▸ STATED EXERCISE: State how many lines of the data contain the word "this", and write nothing besides the number.

▸ INPUT ROWS:
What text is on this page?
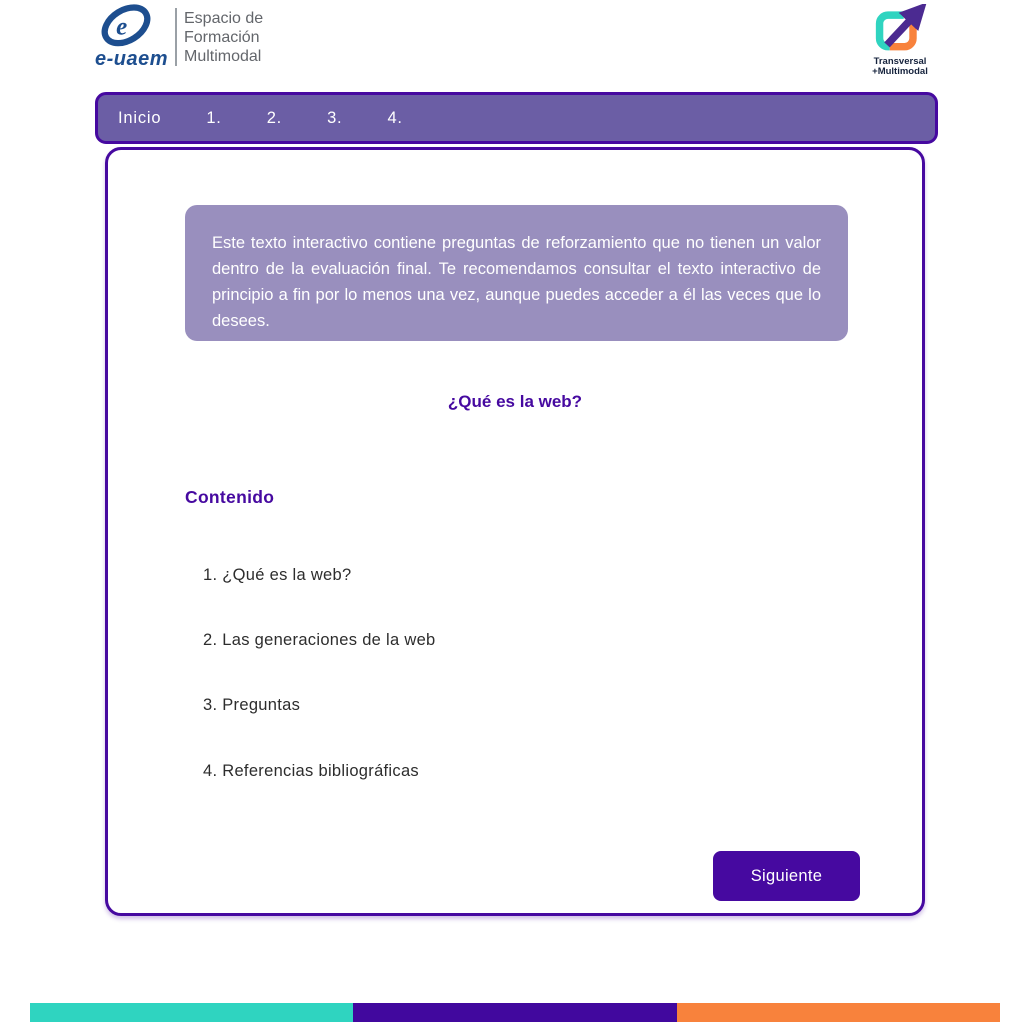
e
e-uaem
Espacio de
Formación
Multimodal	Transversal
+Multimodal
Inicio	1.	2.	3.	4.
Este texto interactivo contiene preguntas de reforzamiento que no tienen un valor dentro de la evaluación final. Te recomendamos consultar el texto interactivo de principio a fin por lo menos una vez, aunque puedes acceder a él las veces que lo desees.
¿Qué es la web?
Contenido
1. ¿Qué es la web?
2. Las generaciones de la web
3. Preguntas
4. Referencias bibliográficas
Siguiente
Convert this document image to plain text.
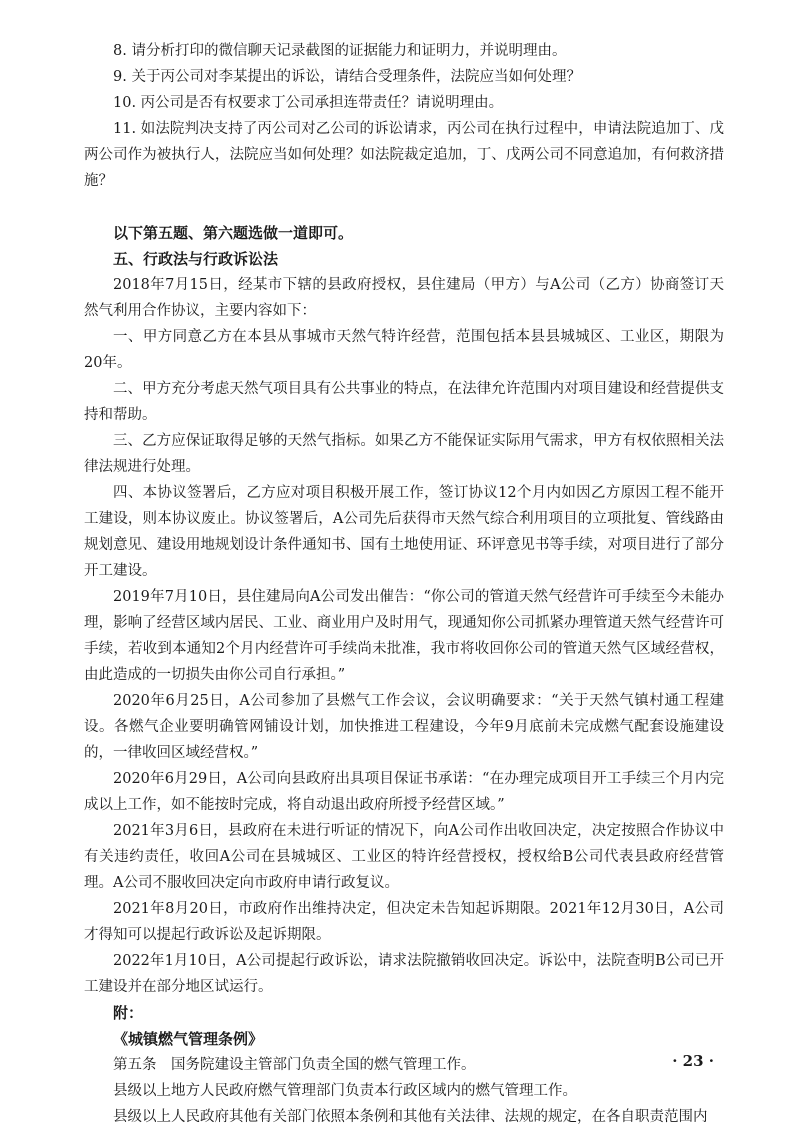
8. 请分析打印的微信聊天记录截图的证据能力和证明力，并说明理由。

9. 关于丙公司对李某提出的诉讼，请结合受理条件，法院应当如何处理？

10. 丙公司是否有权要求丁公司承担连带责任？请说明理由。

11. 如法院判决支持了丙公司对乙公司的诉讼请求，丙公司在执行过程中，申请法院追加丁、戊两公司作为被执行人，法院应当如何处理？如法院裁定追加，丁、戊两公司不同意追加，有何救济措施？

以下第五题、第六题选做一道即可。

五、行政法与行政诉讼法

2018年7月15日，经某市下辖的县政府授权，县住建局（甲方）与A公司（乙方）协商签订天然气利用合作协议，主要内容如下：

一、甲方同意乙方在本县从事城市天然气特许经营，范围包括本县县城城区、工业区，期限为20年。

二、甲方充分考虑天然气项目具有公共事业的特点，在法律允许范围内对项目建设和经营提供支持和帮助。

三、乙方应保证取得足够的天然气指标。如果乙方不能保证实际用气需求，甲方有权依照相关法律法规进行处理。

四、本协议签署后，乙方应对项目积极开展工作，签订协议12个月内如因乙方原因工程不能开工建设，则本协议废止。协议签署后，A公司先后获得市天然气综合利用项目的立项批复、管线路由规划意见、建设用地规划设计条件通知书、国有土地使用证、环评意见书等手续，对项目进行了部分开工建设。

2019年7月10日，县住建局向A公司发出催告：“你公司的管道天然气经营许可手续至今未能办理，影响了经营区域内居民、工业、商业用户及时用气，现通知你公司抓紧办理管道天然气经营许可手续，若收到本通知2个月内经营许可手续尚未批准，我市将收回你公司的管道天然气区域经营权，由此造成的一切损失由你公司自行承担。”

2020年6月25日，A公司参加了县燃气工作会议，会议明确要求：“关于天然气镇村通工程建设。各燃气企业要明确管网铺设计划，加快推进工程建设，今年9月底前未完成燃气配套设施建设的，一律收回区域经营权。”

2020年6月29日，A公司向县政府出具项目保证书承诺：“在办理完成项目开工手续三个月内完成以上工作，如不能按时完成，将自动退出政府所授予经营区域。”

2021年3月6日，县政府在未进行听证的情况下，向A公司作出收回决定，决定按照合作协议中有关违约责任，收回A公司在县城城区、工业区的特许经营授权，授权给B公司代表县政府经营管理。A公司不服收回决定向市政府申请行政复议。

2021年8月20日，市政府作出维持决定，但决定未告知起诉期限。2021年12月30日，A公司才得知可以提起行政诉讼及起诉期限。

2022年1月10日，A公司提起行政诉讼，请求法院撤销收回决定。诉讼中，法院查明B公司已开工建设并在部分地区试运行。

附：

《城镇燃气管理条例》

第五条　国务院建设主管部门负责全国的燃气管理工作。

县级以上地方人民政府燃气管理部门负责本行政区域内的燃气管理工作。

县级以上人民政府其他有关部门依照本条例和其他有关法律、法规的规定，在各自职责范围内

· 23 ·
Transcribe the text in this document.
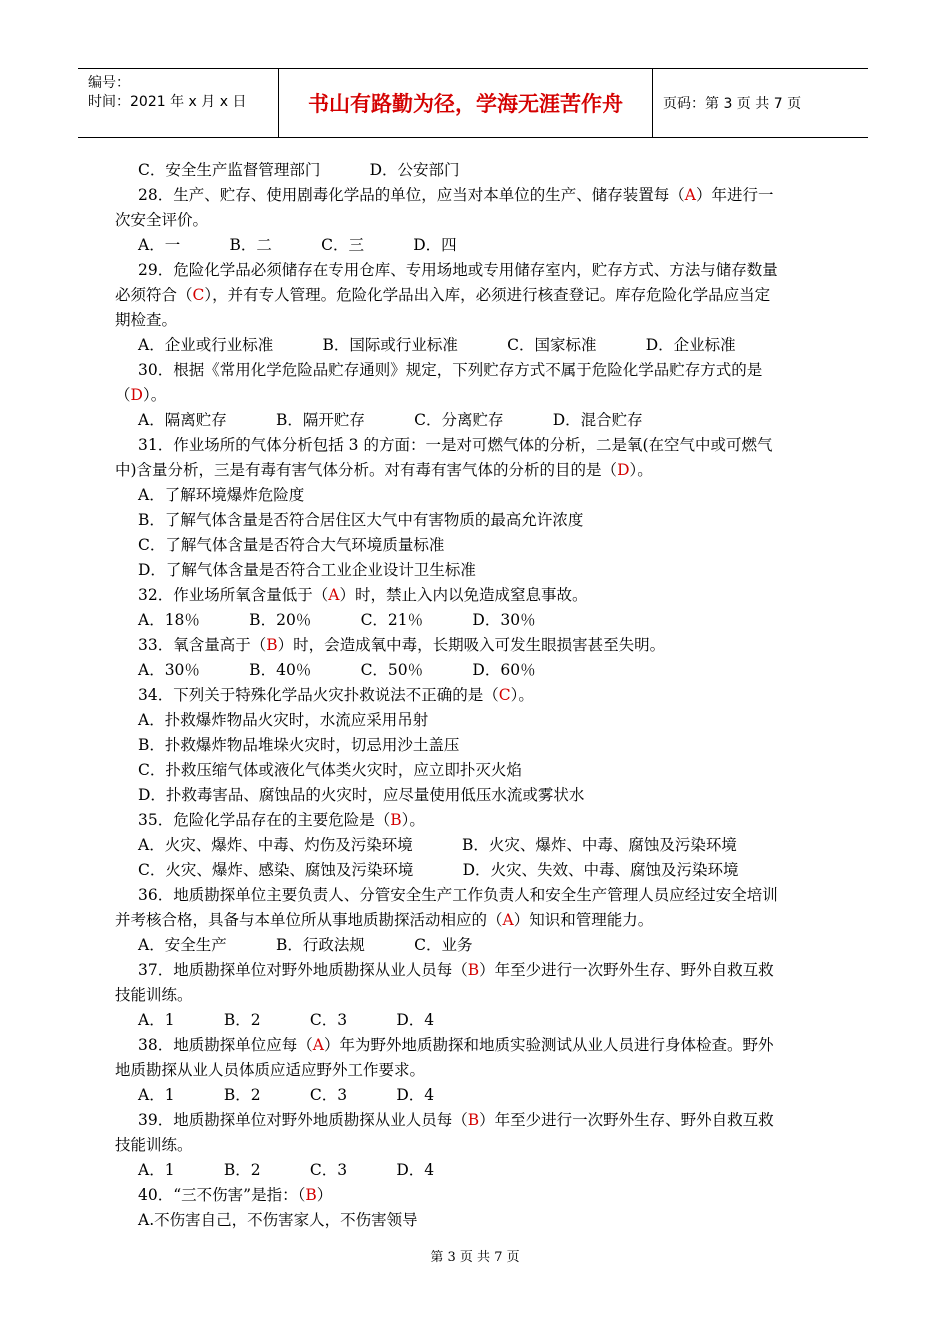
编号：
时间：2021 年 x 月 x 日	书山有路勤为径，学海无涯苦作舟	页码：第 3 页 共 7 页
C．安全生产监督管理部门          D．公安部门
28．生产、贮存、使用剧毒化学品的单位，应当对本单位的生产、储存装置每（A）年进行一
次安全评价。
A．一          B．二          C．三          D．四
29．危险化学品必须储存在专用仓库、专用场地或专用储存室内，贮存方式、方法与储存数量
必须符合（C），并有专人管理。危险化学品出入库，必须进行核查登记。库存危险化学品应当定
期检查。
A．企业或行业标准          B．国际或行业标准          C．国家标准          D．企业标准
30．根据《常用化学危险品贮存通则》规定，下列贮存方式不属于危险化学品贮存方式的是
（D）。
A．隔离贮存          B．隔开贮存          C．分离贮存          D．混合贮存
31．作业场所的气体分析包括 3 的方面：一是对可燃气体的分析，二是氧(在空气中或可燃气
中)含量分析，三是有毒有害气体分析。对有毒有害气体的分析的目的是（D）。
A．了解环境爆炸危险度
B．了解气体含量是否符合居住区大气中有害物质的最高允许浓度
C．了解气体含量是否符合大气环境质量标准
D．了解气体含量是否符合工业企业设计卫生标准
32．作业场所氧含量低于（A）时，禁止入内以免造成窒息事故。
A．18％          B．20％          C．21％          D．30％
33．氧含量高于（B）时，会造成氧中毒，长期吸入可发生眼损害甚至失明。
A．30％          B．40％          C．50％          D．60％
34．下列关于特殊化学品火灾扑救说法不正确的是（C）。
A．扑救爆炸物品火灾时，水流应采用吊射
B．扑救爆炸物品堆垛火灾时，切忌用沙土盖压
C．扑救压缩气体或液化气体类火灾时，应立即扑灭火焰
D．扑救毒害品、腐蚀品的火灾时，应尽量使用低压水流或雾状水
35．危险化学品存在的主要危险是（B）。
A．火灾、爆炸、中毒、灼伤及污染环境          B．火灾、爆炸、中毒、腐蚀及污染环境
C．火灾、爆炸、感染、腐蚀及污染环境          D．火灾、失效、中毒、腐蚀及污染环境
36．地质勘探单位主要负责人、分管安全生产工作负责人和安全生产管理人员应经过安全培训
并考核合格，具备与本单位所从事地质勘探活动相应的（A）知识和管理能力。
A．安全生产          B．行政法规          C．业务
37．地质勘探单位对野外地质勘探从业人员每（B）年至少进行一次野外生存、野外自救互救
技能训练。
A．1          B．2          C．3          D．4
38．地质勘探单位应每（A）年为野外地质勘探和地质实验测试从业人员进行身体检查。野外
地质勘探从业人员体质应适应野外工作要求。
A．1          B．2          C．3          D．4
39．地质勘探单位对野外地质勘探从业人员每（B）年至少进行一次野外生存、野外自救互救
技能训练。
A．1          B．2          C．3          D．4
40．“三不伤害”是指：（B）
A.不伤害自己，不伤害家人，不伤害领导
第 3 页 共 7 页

▸ WRITTEN RESPONSE: 3